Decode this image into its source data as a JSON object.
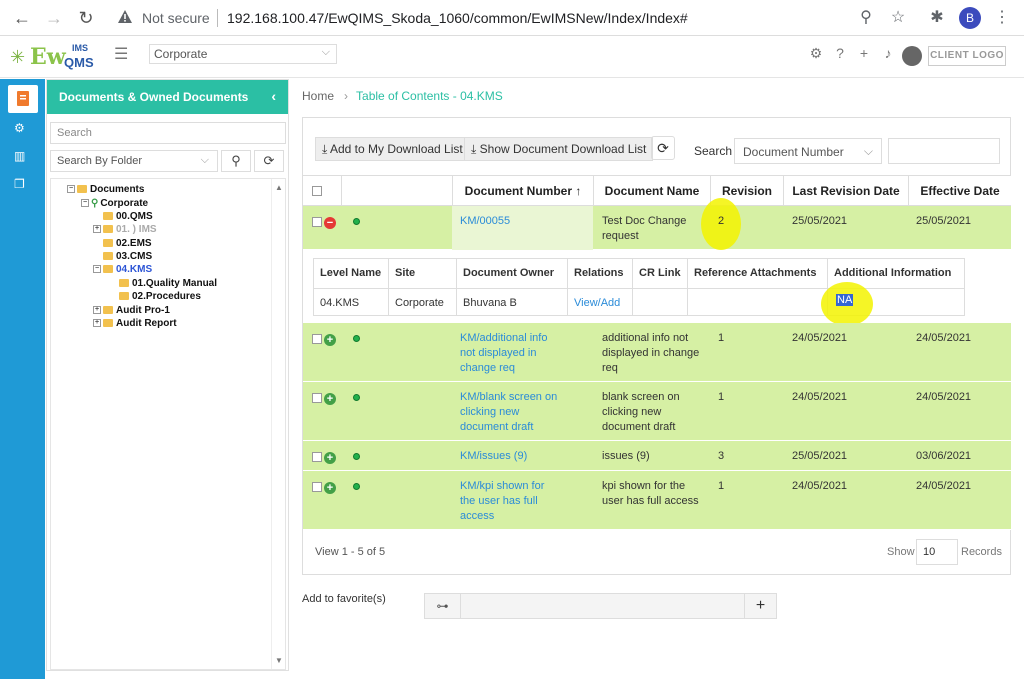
{
  "browser": {
    "not_secure": "Not secure",
    "url": "192.168.100.47/EwQIMS_Skoda_1060/common/EwIMSNew/Index/Index#",
    "profile_initial": "B"
  },
  "app": {
    "logo_ew": "Ew",
    "logo_ims": "IMS",
    "logo_qms": "QMS",
    "site_select": "Corporate",
    "client_logo": "CLIENT LOGO"
  },
  "sidebar": {
    "title": "Documents & Owned Documents",
    "search_placeholder": "Search",
    "search_by": "Search By Folder",
    "tree": [
      {
        "label": "Documents"
      },
      {
        "label": "Corporate"
      },
      {
        "label": "00.QMS"
      },
      {
        "label": "01. ) IMS"
      },
      {
        "label": "02.EMS"
      },
      {
        "label": "03.CMS"
      },
      {
        "label": "04.KMS"
      },
      {
        "label": "01.Quality Manual"
      },
      {
        "label": "02.Procedures"
      },
      {
        "label": "Audit Pro-1"
      },
      {
        "label": "Audit Report"
      }
    ]
  },
  "breadcrumb": {
    "home": "Home",
    "current": "Table of Contents - 04.KMS"
  },
  "toolbar": {
    "add_download": "Add to My Download List",
    "show_download": "Show Document Download List",
    "search_label": "Search",
    "search_field": "Document Number"
  },
  "grid": {
    "headers": {
      "doc_number": "Document Number",
      "doc_name": "Document Name",
      "revision": "Revision",
      "last_rev": "Last Revision Date",
      "effective": "Effective Date"
    },
    "rows": [
      {
        "number": "KM/00055",
        "name": "Test Doc Change request",
        "revision": "2",
        "last_rev": "25/05/2021",
        "effective": "25/05/2021"
      },
      {
        "number": "KM/additional info not displayed in change req",
        "name": "additional info not displayed in change req",
        "revision": "1",
        "last_rev": "24/05/2021",
        "effective": "24/05/2021"
      },
      {
        "number": "KM/blank screen on clicking new document draft",
        "name": "blank screen on clicking new document draft",
        "revision": "1",
        "last_rev": "24/05/2021",
        "effective": "24/05/2021"
      },
      {
        "number": "KM/issues (9)",
        "name": "issues (9)",
        "revision": "3",
        "last_rev": "25/05/2021",
        "effective": "03/06/2021"
      },
      {
        "number": "KM/kpi shown for the user has full access",
        "name": "kpi shown for the user has full access",
        "revision": "1",
        "last_rev": "24/05/2021",
        "effective": "24/05/2021"
      }
    ],
    "detail": {
      "headers": [
        "Level Name",
        "Site",
        "Document Owner",
        "Relations",
        "CR Link",
        "Reference Attachments",
        "Additional Information"
      ],
      "values": [
        "04.KMS",
        "Corporate",
        "Bhuvana  B",
        "View/Add",
        "",
        "",
        "NA"
      ]
    }
  },
  "footer": {
    "pager": "View 1 - 5 of 5",
    "show": "Show",
    "show_value": "10",
    "records": "Records"
  },
  "favorites": {
    "label": "Add to favorite(s)"
  },
  "colors": {
    "accent": "#2bbfa4",
    "rail": "#1f9ad6",
    "row": "#d6f0a4",
    "link": "#2a8bd8"
  }
}
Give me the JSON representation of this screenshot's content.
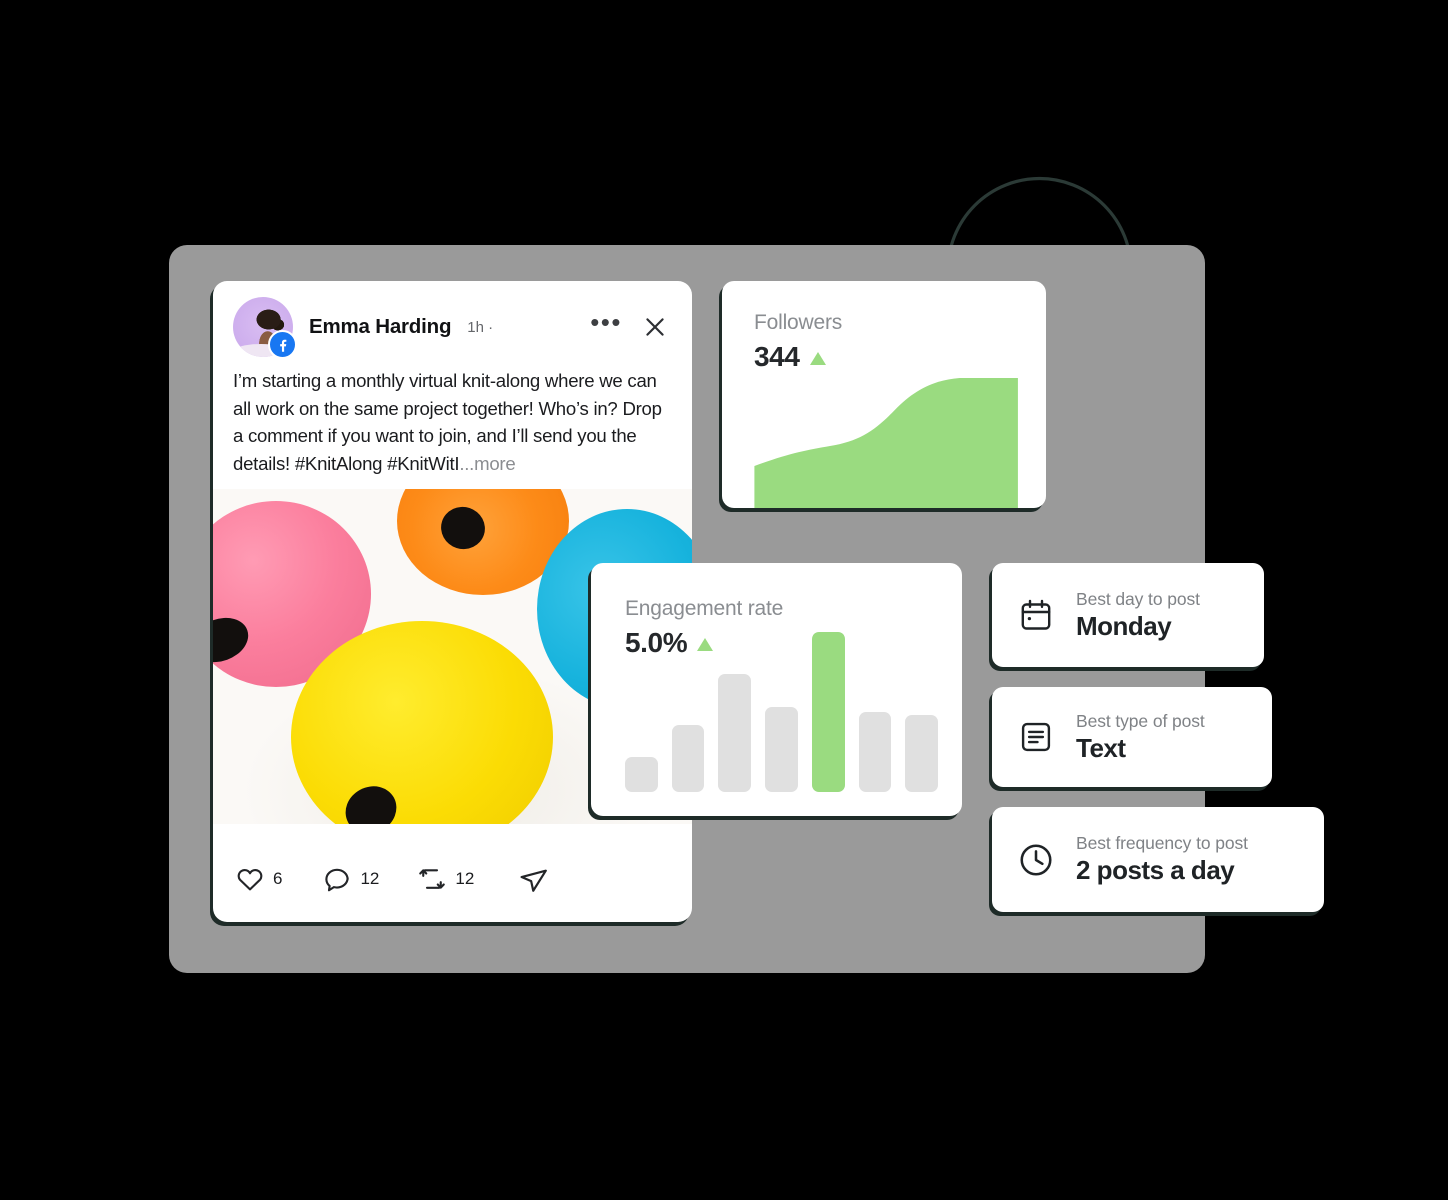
{
  "theme": {
    "background": "#000000",
    "panel_color": "#9a9a9a",
    "card_background": "#ffffff",
    "shadow_color": "#1e2b28",
    "accent_green": "#9adb80",
    "bar_grey": "#e0e0e0",
    "facebook_blue": "#1877f2",
    "avatar_background": "#cfb0ee"
  },
  "post": {
    "author": "Emma Harding",
    "timestamp": "1h ·",
    "platform_badge": "facebook-icon",
    "menu_label": "•••",
    "close_label": "✕",
    "body": "I’m starting a monthly virtual knit-along where we can all work on the same project together! Who’s in? Drop a comment if you want to join, and I’ll send you the details! #KnitAlong #KnitWitI",
    "more_label": "...more",
    "image_alt": "yarn-balls-photo",
    "actions": [
      {
        "icon": "heart-icon",
        "name": "like",
        "count": "6"
      },
      {
        "icon": "comment-icon",
        "name": "comment",
        "count": "12"
      },
      {
        "icon": "repost-icon",
        "name": "repost",
        "count": "12"
      },
      {
        "icon": "share-icon",
        "name": "share",
        "count": ""
      }
    ]
  },
  "followers": {
    "label": "Followers",
    "value": "344",
    "trend": "up"
  },
  "engagement": {
    "label": "Engagement rate",
    "value": "5.0%",
    "trend": "up"
  },
  "insights": [
    {
      "icon": "calendar-icon",
      "label": "Best day to post",
      "value": "Monday"
    },
    {
      "icon": "document-icon",
      "label": "Best type of post",
      "value": "Text"
    },
    {
      "icon": "clock-icon",
      "label": "Best frequency to post",
      "value": "2 posts a day"
    }
  ],
  "decoration": {
    "arrow": "curved-down-arrow"
  },
  "chart_data": [
    {
      "type": "area",
      "title": "Followers",
      "xlabel": "",
      "ylabel": "",
      "x": [
        0,
        1,
        2,
        3,
        4,
        5,
        6,
        7,
        8
      ],
      "values": [
        30,
        34,
        42,
        46,
        52,
        68,
        88,
        97,
        98
      ],
      "ylim": [
        0,
        100
      ],
      "grid": false,
      "legend": "none",
      "series_color": "#9adb80",
      "annotations": [
        "344"
      ]
    },
    {
      "type": "bar",
      "title": "Engagement rate",
      "xlabel": "",
      "ylabel": "",
      "categories": [
        "1",
        "2",
        "3",
        "4",
        "5",
        "6",
        "7"
      ],
      "values": [
        22,
        42,
        74,
        53,
        100,
        50,
        48
      ],
      "highlight_index": 4,
      "ylim": [
        0,
        100
      ],
      "grid": false,
      "legend": "none",
      "bar_color": "#e0e0e0",
      "highlight_color": "#9adb80",
      "annotations": [
        "5.0%"
      ]
    }
  ]
}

◆ ◆ ◆ ◆

• DIRECTION:
Write out every line of the listing that holds the word "draft".

• SOLUTION TO THE PROBLEM:
        "number": "KM/blank screen on clicking new document draft",
        "name": "blank screen on clicking new document draft",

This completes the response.